WHAT YOU SHOULD DO: Rewrite the items from the line containing "1600, 126, 1643]" through the line containing "957, 1053, 1056]", changing "chevron-right-icon" to "arrow-right-icon" and leaving everything else as it is.

Start of LISTED ENTRIES

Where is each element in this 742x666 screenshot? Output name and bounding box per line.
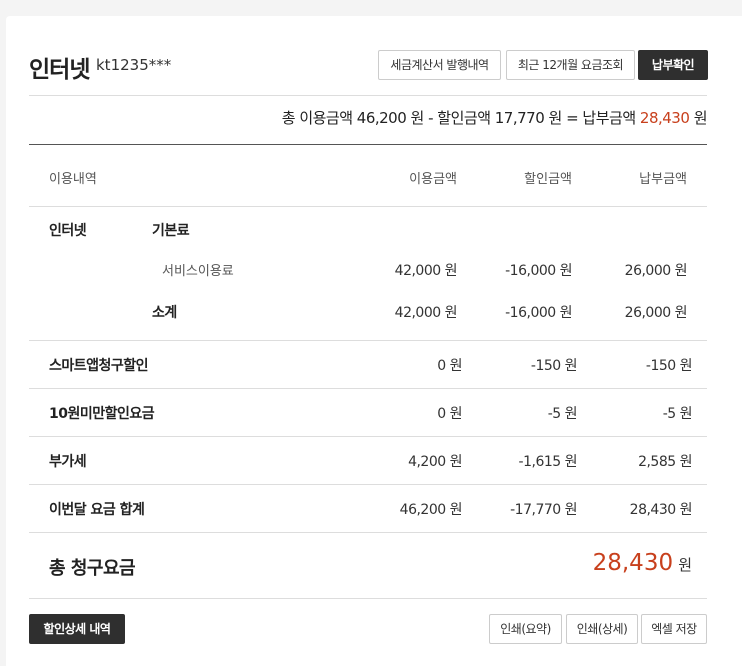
header: 인터넷 kt1235*** 세금계산서 발행내역 최근 12개월 요금조회 납부… [29,42,708,96]
header-usage-detail: 이용내역 [49,172,97,187]
category-internet: 인터넷 [49,223,87,239]
row-discount: -17,770 원 [510,502,577,518]
summary-pay-value: 28,430 [639,109,690,127]
total-value: 28,430 [592,550,674,576]
discount-detail-button[interactable]: 할인상세 내역 [29,614,125,644]
item-discount-amount: -16,000 원 [505,263,572,279]
page-title: 인터넷 [29,57,90,83]
total-amount: 28,430 원 [593,550,692,576]
row-pay: -150 원 [645,358,693,374]
row-use: 0 원 [437,358,462,374]
row-label: 부가세 [49,454,87,470]
table-row: 이번달 요금 합계 46,200 원 -17,770 원 28,430 원 [29,485,707,533]
row-use: 46,200 원 [399,502,463,518]
payment-confirm-button[interactable]: 납부확인 [638,50,708,80]
subcategory-basic-fee: 기본료 [152,223,190,239]
subtotal-label: 소계 [152,305,177,321]
billing-card: 인터넷 kt1235*** 세금계산서 발행내역 최근 12개월 요금조회 납부… [6,16,742,666]
summary-line: 총 이용금액 46,200 원 - 할인금액 17,770 원 = 납부금액 2… [29,106,708,145]
row-discount: -150 원 [530,358,578,374]
header-usage-amount: 이용금액 [409,172,457,187]
summary-unit: 원 [693,109,708,127]
subtotal-use-amount: 42,000 원 [394,305,458,321]
header-payment-amount: 납부금액 [639,172,687,187]
table-row: 부가세 4,200 원 -1,615 원 2,585 원 [29,437,707,485]
row-pay: -5 원 [662,406,693,422]
item-service-fee: 서비스이용료 [162,264,234,279]
table-row: 10원미만할인요금 0 원 -5 원 -5 원 [29,389,707,437]
table-row: 스마트앱청구할인 0 원 -150 원 -150 원 [29,341,707,389]
recent-12-months-button[interactable]: 최근 12개월 요금조회 [506,50,635,80]
row-label: 10원미만할인요금 [49,406,155,422]
row-label: 스마트앱청구할인 [49,358,149,374]
row-pay: 2,585 원 [638,454,692,470]
tax-invoice-history-button[interactable]: 세금계산서 발행내역 [378,50,501,80]
account-id: kt1235*** [96,56,172,74]
total-label: 총 청구요금 [49,558,136,579]
header-discount-amount: 할인금액 [524,172,572,187]
table-body: 인터넷 기본료 서비스이용료 42,000 원 -16,000 원 26,000… [29,207,707,607]
subtotal-discount-amount: -16,000 원 [505,305,572,321]
total-row: 총 청구요금 28,430 원 [29,533,707,599]
excel-save-button[interactable]: 엑셀 저장 [641,614,707,644]
print-summary-button[interactable]: 인쇄(요약) [489,614,562,644]
row-pay: 28,430 원 [629,502,693,518]
summary-text: 총 이용금액 46,200 원 - 할인금액 17,770 원 = 납부금액 [281,109,636,127]
total-unit: 원 [678,556,692,574]
row-use: 4,200 원 [408,454,462,470]
subtotal-pay-amount: 26,000 원 [624,305,688,321]
print-detail-button[interactable]: 인쇄(상세) [566,614,638,644]
row-label: 이번달 요금 합계 [49,502,145,518]
item-pay-amount: 26,000 원 [624,263,688,279]
row-discount: -5 원 [547,406,578,422]
item-use-amount: 42,000 원 [394,263,458,279]
row-discount: -1,615 원 [518,454,578,470]
table-header: 이용내역 이용금액 할인금액 납부금액 [29,146,707,207]
table-row: 인터넷 기본료 서비스이용료 42,000 원 -16,000 원 26,000… [29,207,707,341]
row-use: 0 원 [437,406,462,422]
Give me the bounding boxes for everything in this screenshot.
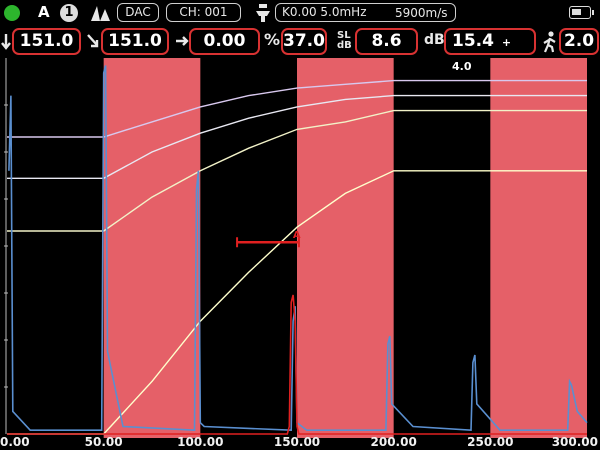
depth-reading[interactable]: 151.0 [12, 28, 81, 55]
x-tick-label: 50.00 [84, 435, 123, 449]
sl-label: SL [337, 30, 351, 41]
mode-dac[interactable]: DAC [117, 3, 159, 22]
x-tick-label: 0.00 [0, 435, 30, 449]
peak-icon[interactable] [90, 4, 112, 22]
amplitude-grid [4, 58, 8, 434]
x-tick-label: 250.00 [467, 435, 514, 449]
gate-label[interactable]: A [38, 3, 50, 21]
down-arrow-icon [1, 34, 11, 50]
sl-db-reading[interactable]: 8.6 [355, 28, 418, 55]
surface-distance-reading[interactable]: 0.00 [189, 28, 260, 55]
sound-velocity: 5900m/s [395, 6, 448, 20]
channel-pill[interactable]: CH: 001 [166, 3, 241, 22]
channel-number-badge[interactable]: 1 [60, 4, 78, 22]
walker-icon [543, 31, 556, 53]
x-tick-label: 150.00 [273, 435, 321, 449]
status-bar: A 1 DAC CH: 001 K0.00 5.0mHz 5900m/s [0, 0, 600, 26]
probe-icon[interactable] [254, 3, 272, 23]
sl-db-label: dB [337, 40, 352, 51]
a-scan-display[interactable]: A [0, 58, 600, 450]
scan-reading[interactable]: 2.0 [559, 28, 599, 55]
band-3 [490, 58, 587, 438]
amplitude-reading[interactable]: 37.0 [281, 28, 327, 55]
battery-fill [572, 9, 581, 15]
band-2 [297, 58, 394, 438]
amplitude-symbol: % [264, 30, 281, 49]
k-frequency: K0.00 5.0mHz [282, 5, 367, 19]
readings-row: 151.0 151.0 0.00 % 37.0 SL dB 8.6 dB 15.… [0, 28, 600, 73]
x-tick-label: 300.00 [551, 435, 598, 449]
battery-icon [569, 6, 594, 19]
gate-label-text: A [293, 230, 301, 241]
right-arrow-icon [176, 36, 189, 46]
gain-label: dB [424, 32, 445, 48]
diagonal-arrow-icon [87, 34, 99, 48]
gain-box[interactable]: 15.4 + 4.0 [444, 28, 536, 73]
status-led [4, 5, 20, 21]
x-tick-label: 100.00 [177, 435, 224, 449]
path-reading[interactable]: 151.0 [101, 28, 169, 55]
x-tick-label: 200.00 [370, 435, 417, 449]
gain-reading: 15.4 [452, 31, 494, 51]
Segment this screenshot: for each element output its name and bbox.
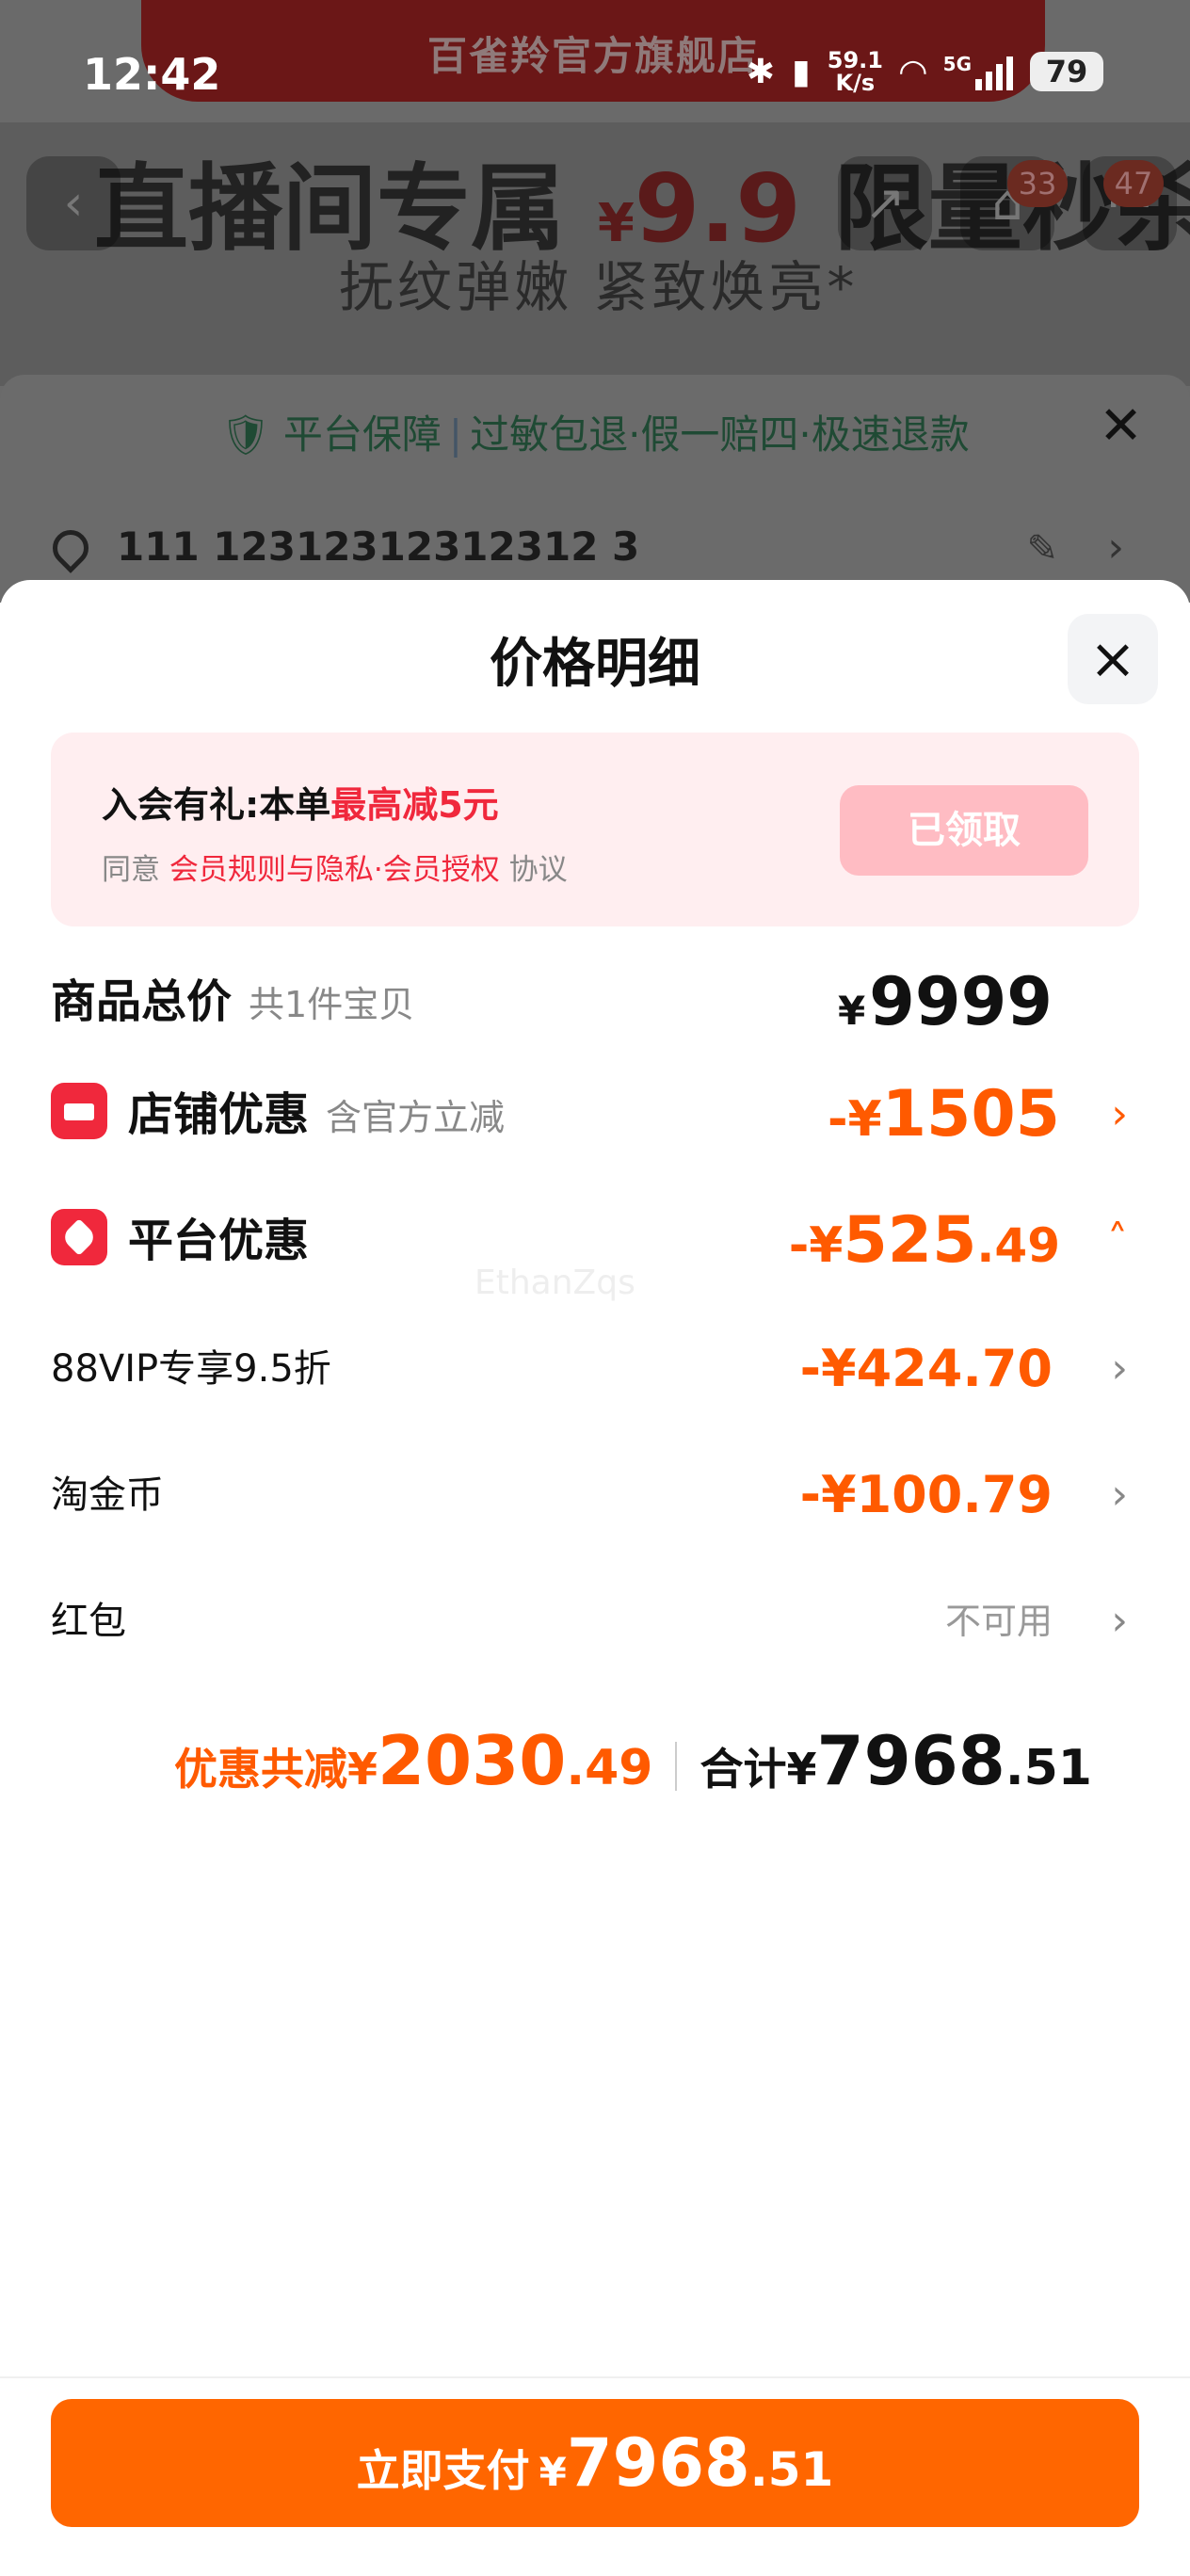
red-packet-label: 红包	[51, 1600, 126, 1643]
chevron-right-icon: ›	[1111, 1090, 1128, 1138]
vip-discount-value: -¥424.70	[799, 1339, 1053, 1398]
shop-icon	[51, 1083, 107, 1139]
claimed-button[interactable]: 已领取	[840, 785, 1088, 876]
coin-discount-value: -¥100.79	[799, 1465, 1053, 1524]
guarantee-title: 平台保障	[282, 411, 442, 458]
currency: ¥	[539, 2449, 567, 2495]
shop-discount-title: 店铺优惠	[128, 1088, 310, 1141]
chevron-right-icon: ›	[1111, 1597, 1128, 1645]
agree-prefix: 同意	[102, 853, 160, 887]
status-time: 12:42	[83, 49, 221, 100]
red-packet-row[interactable]: 红包 不可用 ›	[51, 1576, 1139, 1666]
network-type: 5G	[942, 53, 972, 75]
status-bar: 12:42 ✱ ▮ 59.1 K/s ◠ 5G 79	[0, 0, 1190, 141]
network-speed: 59.1 K/s	[828, 49, 883, 94]
sum-dec: .51	[1005, 1740, 1092, 1796]
member-title-highlight: 最高减5元	[330, 784, 499, 826]
share-icon[interactable]: ↗	[838, 156, 932, 250]
platform-discount-dec: .49	[976, 1218, 1060, 1273]
platform-discount-label: 平台优惠	[51, 1196, 309, 1286]
sheet-title: 价格明细	[490, 634, 700, 695]
currency: ¥	[847, 1091, 882, 1148]
discount-total-label: 优惠共减¥	[173, 1744, 378, 1795]
coin-discount-label: 淘金币	[51, 1473, 164, 1517]
goods-total-row: 商品总价 共1件宝贝 ¥9999	[51, 957, 1139, 1047]
watermark: EthanZqs	[474, 1264, 635, 1302]
shop-discount-sub: 含官方立减	[326, 1097, 506, 1138]
chevron-up-icon: ˄	[1107, 1216, 1128, 1264]
platform-discount-title: 平台优惠	[128, 1215, 310, 1267]
discount-total-dec: .49	[566, 1740, 653, 1796]
platform-guarantee: 🛡 平台保障 | 过敏包退·假一赔四·极速退款	[220, 411, 970, 458]
vip-discount-row[interactable]: 88VIP专享9.5折 -¥424.70 ›	[51, 1324, 1139, 1414]
background-close-icon[interactable]: ✕	[1099, 395, 1143, 457]
signal-icon: 5G	[943, 53, 1013, 90]
goods-total-value: ¥9999	[838, 957, 1053, 1056]
status-icons: ✱ ▮ 59.1 K/s ◠ 5G 79	[747, 49, 1103, 94]
goods-count: 共1件宝贝	[249, 984, 415, 1025]
close-icon: ×	[1088, 626, 1137, 692]
back-icon[interactable]: ‹	[26, 156, 121, 250]
shop-discount-amount: 1505	[881, 1077, 1060, 1151]
speed-unit: K/s	[835, 70, 876, 96]
shop-discount-label: 店铺优惠 含官方立减	[51, 1070, 505, 1163]
price-detail-sheet: 价格明细 × 入会有礼:本单最高减5元 同意 会员规则与隐私·会员授权 协议 已…	[0, 580, 1190, 2576]
shield-check-icon: 🛡	[220, 411, 271, 458]
battery-icon: 79	[1030, 52, 1103, 91]
chevron-right-icon: ›	[1111, 1344, 1128, 1393]
platform-discount-int: 525	[843, 1203, 977, 1278]
agree-suffix: 协议	[508, 853, 568, 887]
sum-int: 7968	[816, 1721, 1005, 1800]
shop-discount-value: -¥1505	[828, 1070, 1060, 1165]
member-rules-link[interactable]: 会员规则与隐私·会员授权	[169, 853, 500, 887]
pay-label: 立即支付	[356, 2445, 530, 2496]
bluetooth-icon: ✱	[746, 52, 775, 91]
member-title: 入会有礼:本单最高减5元	[102, 776, 499, 828]
coin-discount-row[interactable]: 淘金币 -¥100.79 ›	[51, 1450, 1139, 1540]
guarantee-items: 过敏包退·假一赔四·极速退款	[470, 411, 970, 458]
currency: ¥	[809, 1217, 844, 1274]
shop-discount-row[interactable]: 店铺优惠 含官方立减 -¥1505 ›	[51, 1070, 1139, 1160]
totals-summary: 优惠共减¥ 2030 .49 合计¥ 7968 .51	[174, 1721, 1092, 1811]
pay-now-button[interactable]: 立即支付 ¥7968.51	[51, 2399, 1139, 2527]
address-row[interactable]: 111 12312312312312 3	[45, 523, 640, 573]
goods-total-title: 商品总价	[51, 975, 233, 1028]
goods-total-amount: 9999	[869, 963, 1053, 1040]
close-button[interactable]: ×	[1068, 614, 1158, 704]
chevron-right-icon: ›	[1111, 1471, 1128, 1519]
member-gift-card: 入会有礼:本单最高减5元 同意 会员规则与隐私·会员授权 协议 已领取	[51, 733, 1139, 926]
minus-sign: -	[788, 1217, 810, 1274]
discount-total-int: 2030	[377, 1721, 567, 1800]
address-text: 111 12312312312312 3	[117, 523, 640, 570]
currency: ¥	[837, 988, 866, 1034]
chevron-right-icon: ›	[1107, 523, 1124, 572]
divider	[675, 1742, 678, 1791]
platform-discount-value: -¥525.49	[789, 1196, 1060, 1291]
minus-sign: -	[827, 1091, 848, 1148]
red-packet-value: 不可用	[944, 1601, 1053, 1642]
wifi-icon: ◠	[899, 52, 926, 91]
tag-icon	[51, 1209, 107, 1265]
bottom-divider	[0, 2376, 1190, 2378]
message-badge: 47	[1103, 160, 1164, 207]
cart-badge: 33	[1007, 160, 1068, 207]
goods-total-label: 商品总价 共1件宝贝	[51, 957, 414, 1050]
edit-icon[interactable]: ✎	[1026, 527, 1058, 571]
member-agreement: 同意 会员规则与隐私·会员授权 协议	[102, 845, 568, 888]
vip-discount-label: 88VIP专享9.5折	[51, 1347, 331, 1391]
pay-amount-dec: .51	[749, 2442, 834, 2497]
member-title-prefix: 入会有礼:本单	[102, 784, 331, 826]
location-pin-icon	[45, 523, 96, 573]
vibrate-icon: ▮	[791, 52, 811, 91]
sum-label: 合计¥	[700, 1744, 817, 1795]
pay-amount-int: 7968	[566, 2424, 750, 2502]
hero-subtitle: 抚纹弹嫩 紧致焕亮*	[339, 255, 859, 319]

End of LISTED ENTRIES

FINISHED TASK:
red-packet-label: 红包	[51, 1600, 126, 1643]
arrow-right-icon: ›	[1111, 1090, 1128, 1138]
vip-discount-value: -¥424.70	[799, 1339, 1053, 1398]
shop-icon	[51, 1083, 107, 1139]
claimed-button[interactable]: 已领取	[840, 785, 1088, 876]
coin-discount-value: -¥100.79	[799, 1465, 1053, 1524]
guarantee-title: 平台保障	[282, 411, 442, 458]
currency: ¥	[539, 2449, 567, 2495]
shop-discount-title: 店铺优惠	[128, 1088, 310, 1141]
arrow-right-icon: ›	[1111, 1597, 1128, 1645]
agree-prefix: 同意	[102, 853, 160, 887]
status-time: 12:42	[83, 49, 221, 100]
red-packet-row[interactable]: 红包 不可用 ›	[51, 1576, 1139, 1666]
network-type: 5G	[942, 53, 972, 75]
status-bar: 12:42 ✱ ▮ 59.1 K/s ◠ 5G 79	[0, 0, 1190, 141]
network-speed: 59.1 K/s	[828, 49, 883, 94]
sum-dec: .51	[1005, 1740, 1092, 1796]
member-title-highlight: 最高减5元	[330, 784, 499, 826]
share-icon[interactable]: ↗	[838, 156, 932, 250]
platform-discount-dec: .49	[976, 1218, 1060, 1273]
platform-discount-label: 平台优惠	[51, 1196, 309, 1286]
sheet-title: 价格明细	[490, 634, 700, 695]
currency: ¥	[847, 1091, 882, 1148]
discount-total-label: 优惠共减¥	[173, 1744, 378, 1795]
coin-discount-label: 淘金币	[51, 1473, 164, 1517]
goods-total-row: 商品总价 共1件宝贝 ¥9999	[51, 957, 1139, 1047]
watermark: EthanZqs	[474, 1264, 635, 1302]
shop-discount-sub: 含官方立减	[326, 1097, 506, 1138]
chevron-up-icon: ˄	[1107, 1216, 1128, 1264]
platform-discount-title: 平台优惠	[128, 1215, 310, 1267]
discount-total-dec: .49	[566, 1740, 653, 1796]
platform-guarantee: 🛡 平台保障 | 过敏包退·假一赔四·极速退款	[220, 411, 970, 458]
vip-discount-row[interactable]: 88VIP专享9.5折 -¥424.70 ›	[51, 1324, 1139, 1414]
background-close-icon[interactable]: ✕	[1099, 395, 1143, 457]
signal-icon: 5G	[943, 53, 1013, 90]
goods-total-value: ¥9999	[838, 957, 1053, 1056]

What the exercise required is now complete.